§ Text excerpt:
════════════════════

Professor and Associate Chair, Biology and William L. McCormick Professor of Natural Sciences
Stacey Weiss has scholarly interests in behavioral and microbial ecology. She studies the function and regulation of animal communication signals, reproductive behavior, and the host microbiome, especially in lizards. Her work on the communication signals of female striped plateau lizards in Arizona, exploring links between female coloration and health of offspring (Journal of Animal Ecology, 2011), attracted stories in Smithsonian, Natural History, U.S. News & World Report, and other international media.
In her work, Weiss asks whether a given animal behavior or signal provides honest information about the “sender” to potential “receivers” (e.g. mates, predators), how its production affects the behavior of receivers, and how it benefits the sender. More recent work in the Weiss Lab examines the egg-protective function of maternal microbes that are passed from mom to eggshell during egg-laying. These microbes protect the egg from fungal infection, resulting in increased hatch success and offspring quality. Weiss and her students have also looked at female chemical signals, the response of lizard populations to forest fire, and other topics, including the effect of behavioral enrichment on captive zoo animals. All of this work is placed in the context of natural and/or sexual selection theory. They have published in peer-reviewed journals, including Animal Microbiome, Journal of Animal Ecology, Behavioral Ecology, Journal of Experimental Biology, and Comparative Biochemistry and Physiology, among others. She teaches courses such as Ecology, Animal Behavior, Animal Communication, Biological Research, and the Evolution and Biology of Sex.

════════════════════

§ Extracted material:
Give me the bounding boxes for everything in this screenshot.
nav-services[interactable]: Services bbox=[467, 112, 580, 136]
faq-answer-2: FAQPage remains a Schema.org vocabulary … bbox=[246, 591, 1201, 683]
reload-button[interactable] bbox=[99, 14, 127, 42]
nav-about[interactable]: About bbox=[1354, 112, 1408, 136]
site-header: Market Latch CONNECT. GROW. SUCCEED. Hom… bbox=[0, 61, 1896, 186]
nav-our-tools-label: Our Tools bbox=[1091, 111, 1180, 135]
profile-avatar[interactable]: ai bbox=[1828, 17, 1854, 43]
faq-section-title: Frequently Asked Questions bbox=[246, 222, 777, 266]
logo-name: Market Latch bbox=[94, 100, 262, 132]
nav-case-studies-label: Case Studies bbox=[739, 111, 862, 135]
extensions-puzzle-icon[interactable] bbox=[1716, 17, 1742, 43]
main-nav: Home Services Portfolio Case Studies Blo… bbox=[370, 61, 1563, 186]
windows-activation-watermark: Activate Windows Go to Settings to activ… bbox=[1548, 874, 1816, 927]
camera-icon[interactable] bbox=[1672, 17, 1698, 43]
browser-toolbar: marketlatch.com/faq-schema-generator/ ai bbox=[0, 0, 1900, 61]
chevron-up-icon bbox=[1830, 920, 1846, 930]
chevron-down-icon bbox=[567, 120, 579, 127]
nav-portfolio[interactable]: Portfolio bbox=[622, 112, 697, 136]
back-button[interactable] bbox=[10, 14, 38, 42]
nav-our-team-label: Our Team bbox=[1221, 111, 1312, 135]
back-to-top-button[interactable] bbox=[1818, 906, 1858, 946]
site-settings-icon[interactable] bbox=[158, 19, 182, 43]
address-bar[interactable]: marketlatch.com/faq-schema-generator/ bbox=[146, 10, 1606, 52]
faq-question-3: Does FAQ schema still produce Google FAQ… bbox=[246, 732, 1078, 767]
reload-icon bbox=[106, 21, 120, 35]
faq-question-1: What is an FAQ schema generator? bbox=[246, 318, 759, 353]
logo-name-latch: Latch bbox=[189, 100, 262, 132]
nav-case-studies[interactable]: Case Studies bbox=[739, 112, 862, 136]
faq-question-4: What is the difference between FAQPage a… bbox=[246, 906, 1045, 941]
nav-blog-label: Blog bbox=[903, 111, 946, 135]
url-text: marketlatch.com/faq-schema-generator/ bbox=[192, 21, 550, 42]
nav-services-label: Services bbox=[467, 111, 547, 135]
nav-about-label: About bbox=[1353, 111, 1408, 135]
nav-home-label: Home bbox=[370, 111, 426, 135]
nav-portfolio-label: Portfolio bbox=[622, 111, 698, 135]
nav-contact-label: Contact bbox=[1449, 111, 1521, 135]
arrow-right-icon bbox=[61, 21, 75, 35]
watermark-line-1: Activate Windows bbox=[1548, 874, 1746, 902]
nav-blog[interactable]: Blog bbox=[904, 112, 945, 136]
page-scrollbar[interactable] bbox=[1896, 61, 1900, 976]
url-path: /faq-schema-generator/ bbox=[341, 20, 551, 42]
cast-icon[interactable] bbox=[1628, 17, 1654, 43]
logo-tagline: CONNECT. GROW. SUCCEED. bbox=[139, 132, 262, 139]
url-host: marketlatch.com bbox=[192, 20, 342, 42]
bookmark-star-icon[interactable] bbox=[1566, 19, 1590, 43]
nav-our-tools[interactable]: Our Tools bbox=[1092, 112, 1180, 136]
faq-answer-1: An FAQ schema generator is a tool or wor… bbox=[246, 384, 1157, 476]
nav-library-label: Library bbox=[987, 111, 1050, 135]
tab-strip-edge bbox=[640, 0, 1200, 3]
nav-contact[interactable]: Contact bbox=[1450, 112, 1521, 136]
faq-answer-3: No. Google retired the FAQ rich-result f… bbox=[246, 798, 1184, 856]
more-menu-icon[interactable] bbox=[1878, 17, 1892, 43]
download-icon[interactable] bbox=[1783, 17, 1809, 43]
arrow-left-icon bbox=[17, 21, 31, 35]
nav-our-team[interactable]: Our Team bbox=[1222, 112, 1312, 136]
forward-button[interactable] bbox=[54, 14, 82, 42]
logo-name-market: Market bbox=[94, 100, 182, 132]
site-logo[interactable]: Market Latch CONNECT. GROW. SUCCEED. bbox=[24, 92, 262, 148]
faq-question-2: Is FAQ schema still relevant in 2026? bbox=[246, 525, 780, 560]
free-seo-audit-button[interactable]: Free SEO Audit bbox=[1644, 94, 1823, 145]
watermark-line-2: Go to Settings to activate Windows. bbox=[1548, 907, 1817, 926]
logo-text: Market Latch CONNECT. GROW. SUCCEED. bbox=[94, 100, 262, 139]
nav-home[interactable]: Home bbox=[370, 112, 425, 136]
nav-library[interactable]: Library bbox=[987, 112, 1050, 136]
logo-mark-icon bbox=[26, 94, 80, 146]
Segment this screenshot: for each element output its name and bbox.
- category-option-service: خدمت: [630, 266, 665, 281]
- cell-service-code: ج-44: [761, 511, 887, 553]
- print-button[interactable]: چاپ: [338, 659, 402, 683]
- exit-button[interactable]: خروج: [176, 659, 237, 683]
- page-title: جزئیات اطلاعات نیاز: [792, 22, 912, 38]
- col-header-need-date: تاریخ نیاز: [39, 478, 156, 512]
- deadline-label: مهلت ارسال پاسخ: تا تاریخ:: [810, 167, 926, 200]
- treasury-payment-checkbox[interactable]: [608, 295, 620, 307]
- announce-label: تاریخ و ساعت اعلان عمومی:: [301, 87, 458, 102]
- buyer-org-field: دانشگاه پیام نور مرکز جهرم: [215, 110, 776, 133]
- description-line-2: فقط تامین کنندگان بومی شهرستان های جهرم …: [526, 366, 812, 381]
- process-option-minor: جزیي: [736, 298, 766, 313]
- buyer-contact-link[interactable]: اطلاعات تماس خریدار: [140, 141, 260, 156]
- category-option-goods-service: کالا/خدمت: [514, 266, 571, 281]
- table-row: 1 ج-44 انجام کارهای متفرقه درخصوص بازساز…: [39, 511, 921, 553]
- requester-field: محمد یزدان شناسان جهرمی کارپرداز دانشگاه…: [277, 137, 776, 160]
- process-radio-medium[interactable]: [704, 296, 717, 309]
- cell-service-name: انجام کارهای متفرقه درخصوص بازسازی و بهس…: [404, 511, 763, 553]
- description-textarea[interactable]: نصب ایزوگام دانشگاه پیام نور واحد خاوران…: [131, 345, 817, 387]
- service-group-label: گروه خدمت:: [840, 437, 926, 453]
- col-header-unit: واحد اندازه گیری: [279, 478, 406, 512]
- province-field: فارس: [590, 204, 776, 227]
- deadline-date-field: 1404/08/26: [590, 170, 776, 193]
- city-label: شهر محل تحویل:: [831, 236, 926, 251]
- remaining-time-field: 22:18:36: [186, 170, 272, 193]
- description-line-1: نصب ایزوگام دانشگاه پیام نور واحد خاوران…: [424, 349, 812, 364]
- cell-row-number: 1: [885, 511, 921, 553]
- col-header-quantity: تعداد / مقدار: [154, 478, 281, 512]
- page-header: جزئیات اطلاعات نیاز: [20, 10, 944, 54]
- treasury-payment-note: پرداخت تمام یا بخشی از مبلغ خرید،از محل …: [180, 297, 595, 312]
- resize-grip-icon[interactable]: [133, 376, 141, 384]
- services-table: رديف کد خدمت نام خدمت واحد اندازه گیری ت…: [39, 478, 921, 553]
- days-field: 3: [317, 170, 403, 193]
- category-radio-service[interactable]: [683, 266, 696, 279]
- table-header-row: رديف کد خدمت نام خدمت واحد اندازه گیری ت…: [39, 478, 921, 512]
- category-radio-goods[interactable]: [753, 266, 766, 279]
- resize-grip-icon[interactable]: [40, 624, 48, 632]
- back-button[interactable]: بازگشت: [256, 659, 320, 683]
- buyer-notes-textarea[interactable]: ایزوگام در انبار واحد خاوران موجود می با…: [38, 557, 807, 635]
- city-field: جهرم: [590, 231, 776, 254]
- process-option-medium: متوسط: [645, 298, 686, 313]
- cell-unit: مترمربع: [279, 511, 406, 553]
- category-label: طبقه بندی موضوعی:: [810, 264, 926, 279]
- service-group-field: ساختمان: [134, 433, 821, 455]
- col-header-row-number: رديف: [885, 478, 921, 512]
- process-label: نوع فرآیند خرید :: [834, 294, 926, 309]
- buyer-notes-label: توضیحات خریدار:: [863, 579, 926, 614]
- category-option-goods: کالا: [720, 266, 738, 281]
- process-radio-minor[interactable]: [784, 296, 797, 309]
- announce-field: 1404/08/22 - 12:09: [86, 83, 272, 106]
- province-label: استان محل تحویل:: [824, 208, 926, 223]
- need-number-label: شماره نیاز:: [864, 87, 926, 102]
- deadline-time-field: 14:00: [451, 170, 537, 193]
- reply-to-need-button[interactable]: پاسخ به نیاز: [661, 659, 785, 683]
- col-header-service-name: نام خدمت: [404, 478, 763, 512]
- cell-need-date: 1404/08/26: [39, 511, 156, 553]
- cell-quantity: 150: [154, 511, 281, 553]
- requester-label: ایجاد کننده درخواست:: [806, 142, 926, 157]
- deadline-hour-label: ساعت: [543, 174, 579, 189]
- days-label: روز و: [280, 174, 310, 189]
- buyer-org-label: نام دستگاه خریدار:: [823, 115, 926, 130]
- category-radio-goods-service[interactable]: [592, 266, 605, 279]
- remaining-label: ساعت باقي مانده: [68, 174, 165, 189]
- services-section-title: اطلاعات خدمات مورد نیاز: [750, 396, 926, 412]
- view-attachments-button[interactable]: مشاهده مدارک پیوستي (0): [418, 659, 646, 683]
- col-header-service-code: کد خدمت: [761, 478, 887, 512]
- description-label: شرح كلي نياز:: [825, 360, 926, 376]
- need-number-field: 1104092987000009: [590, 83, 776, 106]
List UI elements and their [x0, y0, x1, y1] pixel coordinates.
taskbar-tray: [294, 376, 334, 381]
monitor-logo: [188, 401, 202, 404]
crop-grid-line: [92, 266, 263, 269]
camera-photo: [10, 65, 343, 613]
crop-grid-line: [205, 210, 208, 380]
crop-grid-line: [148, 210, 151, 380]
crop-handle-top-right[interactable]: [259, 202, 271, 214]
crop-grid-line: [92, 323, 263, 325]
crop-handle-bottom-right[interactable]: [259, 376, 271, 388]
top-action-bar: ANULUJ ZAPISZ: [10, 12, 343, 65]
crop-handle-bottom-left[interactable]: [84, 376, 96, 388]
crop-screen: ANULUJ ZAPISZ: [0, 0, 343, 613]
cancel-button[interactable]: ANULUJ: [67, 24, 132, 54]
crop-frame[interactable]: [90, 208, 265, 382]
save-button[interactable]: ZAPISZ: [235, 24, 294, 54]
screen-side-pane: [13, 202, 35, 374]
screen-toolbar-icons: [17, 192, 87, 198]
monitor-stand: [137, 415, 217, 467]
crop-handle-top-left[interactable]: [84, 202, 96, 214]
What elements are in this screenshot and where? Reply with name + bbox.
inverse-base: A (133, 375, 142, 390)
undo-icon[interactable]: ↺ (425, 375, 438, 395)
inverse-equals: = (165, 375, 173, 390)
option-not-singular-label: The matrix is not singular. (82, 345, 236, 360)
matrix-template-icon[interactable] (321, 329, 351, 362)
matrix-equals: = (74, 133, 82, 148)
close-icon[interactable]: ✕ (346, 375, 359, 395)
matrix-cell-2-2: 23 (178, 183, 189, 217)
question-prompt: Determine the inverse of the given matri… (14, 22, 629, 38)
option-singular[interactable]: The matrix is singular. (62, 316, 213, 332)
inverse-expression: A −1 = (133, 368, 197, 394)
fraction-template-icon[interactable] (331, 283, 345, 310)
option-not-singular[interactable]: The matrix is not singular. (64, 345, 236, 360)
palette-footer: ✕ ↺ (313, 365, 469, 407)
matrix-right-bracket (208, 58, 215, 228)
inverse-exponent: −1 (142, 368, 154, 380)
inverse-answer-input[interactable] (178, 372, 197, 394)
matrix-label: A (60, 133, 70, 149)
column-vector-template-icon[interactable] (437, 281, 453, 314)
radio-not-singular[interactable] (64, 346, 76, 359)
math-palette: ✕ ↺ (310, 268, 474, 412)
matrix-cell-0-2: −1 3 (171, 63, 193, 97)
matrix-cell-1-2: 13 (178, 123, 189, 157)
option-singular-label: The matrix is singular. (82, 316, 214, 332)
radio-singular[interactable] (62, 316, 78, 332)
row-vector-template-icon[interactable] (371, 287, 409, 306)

════════════════════

§ Instructions for the task: According to the faculty profile, what do the maternal microbes passed to eggshells protect lizard eggs from?

§ Expected output: Fungal infection.